Look for the string "Show" and copy every line that has it.

+++ Information supplied +++

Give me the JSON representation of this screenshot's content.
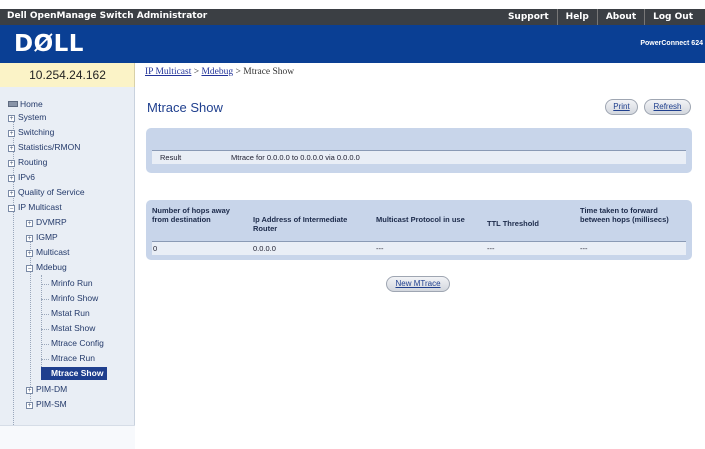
{
  "header": {
    "app_title": "Dell OpenManage Switch Administrator",
    "links": [
      "Support",
      "Help",
      "About",
      "Log Out"
    ],
    "logo_text": "DØLL",
    "product": "PowerConnect 624"
  },
  "ip_address": "10.254.24.162",
  "breadcrumb": {
    "items": [
      "IP Multicast",
      "Mdebug"
    ],
    "separator": " > ",
    "current": "Mtrace Show"
  },
  "sidebar": {
    "home": "Home",
    "top_items": [
      "System",
      "Switching",
      "Statistics/RMON",
      "Routing",
      "IPv6",
      "Quality of Service"
    ],
    "ip_multicast": "IP Multicast",
    "ip_multicast_children": [
      "DVMRP",
      "IGMP",
      "Multicast"
    ],
    "mdebug": "Mdebug",
    "mdebug_children": [
      "Mrinfo Run",
      "Mrinfo Show",
      "Mstat Run",
      "Mstat Show",
      "Mtrace Config",
      "Mtrace Run",
      "Mtrace Show"
    ],
    "after_mdebug": [
      "PIM-DM",
      "PIM-SM"
    ],
    "expander_collapsed": "+",
    "expander_expanded": "−"
  },
  "main": {
    "title": "Mtrace Show",
    "print_label": "Print",
    "refresh_label": "Refresh",
    "result": {
      "label": "Result",
      "value": "Mtrace for 0.0.0.0 to 0.0.0.0 via 0.0.0.0"
    },
    "table": {
      "columns": [
        "Number of hops away from destination",
        "Ip Address of Intermediate Router",
        "Multicast Protocol in use",
        "TTL Threshold",
        "Time taken to forward between hops (millisecs)"
      ],
      "rows": [
        [
          "0",
          "0.0.0.0",
          "---",
          "---",
          "---"
        ]
      ]
    },
    "new_mtrace_label": "New MTrace"
  },
  "colors": {
    "topbar": "#3b3f44",
    "banner": "#0a3f94",
    "ip_bar": "#fbf3c7",
    "sidebar": "#e9eef5",
    "panel": "#c8d5ea",
    "active_nav": "#1f3f8e"
  }
}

+++

→ **Result of the task**:
    "current": "Mtrace Show"
      "Mrinfo Show",
      "Mstat Show",
      "Mtrace Show"
    "title": "Mtrace Show",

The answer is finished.